→ TASKS AND EXERCISES:
1. List every title that the album review puts in quotation marks.
2. Reproduce word for word the passage of the album review starting at "The vibes here" and ending at "release, after all.".
::: SOURCE DOCUMENT :::
The vibes here are decidedly less noisy than some of the practice space / small run issues that have been bleeding out of the Burn lately. Possibly closest in scope to their Burnieleaks 3 CD-r from a while back, the band is screwed down into some tighter woven webs of psych-folk and German Progressive psych. They’re picking up plenty of Duul nods and picking at the more capital P – Prog leanings of the great Swedish Silence label. What’s nice is the restraint here. The band doesn’t go as far out as they can and it gives this one a layer of polish that can sometimes get lost in the onslaught of releases. That’s not to say that this is a buttoned-down skimmer – It is still a Sunburned Hand of the Man release, after all.

They open the beast up with a smooth shot of sunset psych-folk, acoustic strums pulling at the ennui centers of the heart. On standout, “The Great Hope,” the band trades a grooverider rhythm with space-slicked synth spears and burnt-ends guitar scorch. They follow it with a “Coffee & Cheese” which sounds like an instrumental breakdown in a ’70-71 Groundhogs live set, on the edge of breaking into “Rich Man, Poor Man” at any moment. They blow further into spaced synths territory elsewhere, hanging some cosmic clouds on the set that pair nicely with the downed-sun guitar runs. “Agitation Cycle” might be as far out as the band swing here, but there’s still a kite-string pulling the band away from the paper shredder noise brigade they can get mixed up with on a typical moment’s notice. The set slides away on the loping grooves of the disorienting “Framework” and it clocks in as one of their best in a quite a while. Highly recommended!
::: LISTED RECORDS :::
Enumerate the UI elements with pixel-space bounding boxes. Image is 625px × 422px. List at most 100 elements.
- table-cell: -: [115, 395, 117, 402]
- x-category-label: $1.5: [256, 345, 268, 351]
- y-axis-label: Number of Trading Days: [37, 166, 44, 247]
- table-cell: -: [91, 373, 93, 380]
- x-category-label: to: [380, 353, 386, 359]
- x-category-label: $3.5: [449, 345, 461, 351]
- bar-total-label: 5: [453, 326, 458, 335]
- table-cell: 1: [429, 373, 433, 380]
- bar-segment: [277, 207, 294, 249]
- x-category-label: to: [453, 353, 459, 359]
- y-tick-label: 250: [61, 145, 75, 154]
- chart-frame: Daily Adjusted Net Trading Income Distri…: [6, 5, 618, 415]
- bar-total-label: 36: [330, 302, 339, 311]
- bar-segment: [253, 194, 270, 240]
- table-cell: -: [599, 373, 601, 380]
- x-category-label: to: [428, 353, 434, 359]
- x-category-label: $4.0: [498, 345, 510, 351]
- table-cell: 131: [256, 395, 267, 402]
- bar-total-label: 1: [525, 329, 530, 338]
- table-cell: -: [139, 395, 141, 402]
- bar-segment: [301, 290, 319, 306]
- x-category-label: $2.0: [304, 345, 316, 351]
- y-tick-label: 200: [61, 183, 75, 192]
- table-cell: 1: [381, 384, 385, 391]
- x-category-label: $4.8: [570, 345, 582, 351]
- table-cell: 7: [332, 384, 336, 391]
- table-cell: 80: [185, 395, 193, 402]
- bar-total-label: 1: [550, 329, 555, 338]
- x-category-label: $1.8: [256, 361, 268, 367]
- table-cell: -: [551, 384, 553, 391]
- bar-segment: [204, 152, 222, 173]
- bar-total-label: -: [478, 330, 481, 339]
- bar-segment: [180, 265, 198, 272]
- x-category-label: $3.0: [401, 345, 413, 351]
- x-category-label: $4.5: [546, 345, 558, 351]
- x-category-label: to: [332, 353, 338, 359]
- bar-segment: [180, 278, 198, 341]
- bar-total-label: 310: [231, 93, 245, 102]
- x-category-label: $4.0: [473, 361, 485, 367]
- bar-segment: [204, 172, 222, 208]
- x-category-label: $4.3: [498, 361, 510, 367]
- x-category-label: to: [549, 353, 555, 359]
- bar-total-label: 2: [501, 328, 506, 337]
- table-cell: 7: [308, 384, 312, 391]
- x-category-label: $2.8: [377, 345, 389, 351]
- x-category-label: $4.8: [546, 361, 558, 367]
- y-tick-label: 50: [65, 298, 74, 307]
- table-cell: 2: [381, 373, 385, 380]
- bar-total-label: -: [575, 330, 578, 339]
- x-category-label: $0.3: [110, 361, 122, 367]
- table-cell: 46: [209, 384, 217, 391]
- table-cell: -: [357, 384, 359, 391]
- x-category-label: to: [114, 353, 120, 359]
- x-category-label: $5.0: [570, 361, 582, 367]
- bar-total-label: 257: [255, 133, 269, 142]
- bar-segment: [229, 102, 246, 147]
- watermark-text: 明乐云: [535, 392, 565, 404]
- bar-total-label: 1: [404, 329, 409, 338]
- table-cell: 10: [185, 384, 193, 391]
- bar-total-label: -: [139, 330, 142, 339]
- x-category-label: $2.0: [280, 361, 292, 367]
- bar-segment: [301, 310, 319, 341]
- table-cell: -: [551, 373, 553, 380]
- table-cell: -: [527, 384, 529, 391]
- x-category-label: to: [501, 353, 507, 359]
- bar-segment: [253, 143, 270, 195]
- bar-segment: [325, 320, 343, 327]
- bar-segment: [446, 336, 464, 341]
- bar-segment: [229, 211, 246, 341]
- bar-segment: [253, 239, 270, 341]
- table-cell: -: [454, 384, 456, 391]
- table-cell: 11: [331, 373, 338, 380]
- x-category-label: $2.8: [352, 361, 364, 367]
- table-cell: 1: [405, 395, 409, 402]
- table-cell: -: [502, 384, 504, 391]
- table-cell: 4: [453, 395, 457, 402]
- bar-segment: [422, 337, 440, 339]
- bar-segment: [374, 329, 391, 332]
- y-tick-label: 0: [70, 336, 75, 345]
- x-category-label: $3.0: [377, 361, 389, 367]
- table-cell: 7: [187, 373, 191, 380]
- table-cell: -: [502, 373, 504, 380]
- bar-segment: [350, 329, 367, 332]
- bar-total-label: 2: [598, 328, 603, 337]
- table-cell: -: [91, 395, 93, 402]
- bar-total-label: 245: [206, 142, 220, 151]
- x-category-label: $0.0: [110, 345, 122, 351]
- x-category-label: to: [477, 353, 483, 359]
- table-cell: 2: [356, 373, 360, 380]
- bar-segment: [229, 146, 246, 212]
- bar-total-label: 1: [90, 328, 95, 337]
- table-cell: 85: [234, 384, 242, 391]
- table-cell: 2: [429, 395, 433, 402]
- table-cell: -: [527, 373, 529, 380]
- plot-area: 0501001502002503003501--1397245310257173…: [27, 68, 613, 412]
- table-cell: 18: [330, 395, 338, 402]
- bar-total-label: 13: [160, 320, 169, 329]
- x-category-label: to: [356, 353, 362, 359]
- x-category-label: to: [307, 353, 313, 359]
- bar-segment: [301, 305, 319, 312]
:::
→ SOLUTION SET:
1.
- The Great Hope
- Coffee & Cheese
- Rich Man, Poor Man
- Agitation Cycle
- Framework

2.
The vibes here are decidedly less noisy than some of the practice space / small run issues that have been bleeding out of the Burn lately. Possibly closest in scope to their Burnieleaks 3 CD-r from a while back, the band is screwed down into some tighter woven webs of psych-folk and German Progressive psych. They’re picking up plenty of Duul nods and picking at the more capital P – Prog leanings of the great Swedish Silence label. What’s nice is the restraint here. The band doesn’t go as far out as they can and it gives this one a layer of polish that can sometimes get lost in the onslaught of releases. That’s not to say that this is a buttoned-down skimmer – It is still a Sunburned Hand of the Man release, after all.